• [Given task]: Give back the full listing, character for character, with no pictures.

• [Available data]:
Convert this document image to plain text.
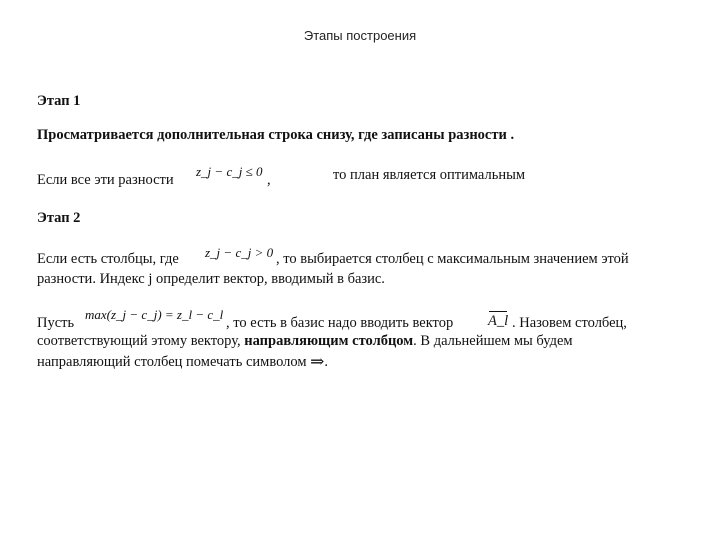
Этапы построения
Этап 1
Просматривается дополнительная строка снизу, где записаны разности .
Если все эти разности
z_j − c_j ≤ 0
,	то план является оптимальным
Этап 2
Если есть столбцы, где z_j − c_j > 0 , то выбирается столбец с максимальным значением этой
разности. Индекс j определит вектор, вводимый в базис.
Пусть
max(z_j − c_j) = z_l − c_l
, то есть в базис надо вводить вектор A_l . Назовем столбец,
соответствующий этому вектору, направляющим столбцом. В дальнейшем мы будем
направляющий столбец помечать символом ⇒.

• [Response to the exercise]:
Convert this document image to plain text.
Этапы построения
Этап 1
Просматривается дополнительная строка снизу, где записаны разности .
Если все эти разности
z_j − c_j ≤ 0
,	то план является оптимальным
Этап 2
Если есть столбцы, где z_j − c_j > 0 , то выбирается столбец с максимальным значением этой
разности. Индекс j определит вектор, вводимый в базис.
Пусть
max(z_j − c_j) = z_l − c_l
, то есть в базис надо вводить вектор A_l . Назовем столбец,
соответствующий этому вектору, направляющим столбцом. В дальнейшем мы будем
направляющий столбец помечать символом ⇒.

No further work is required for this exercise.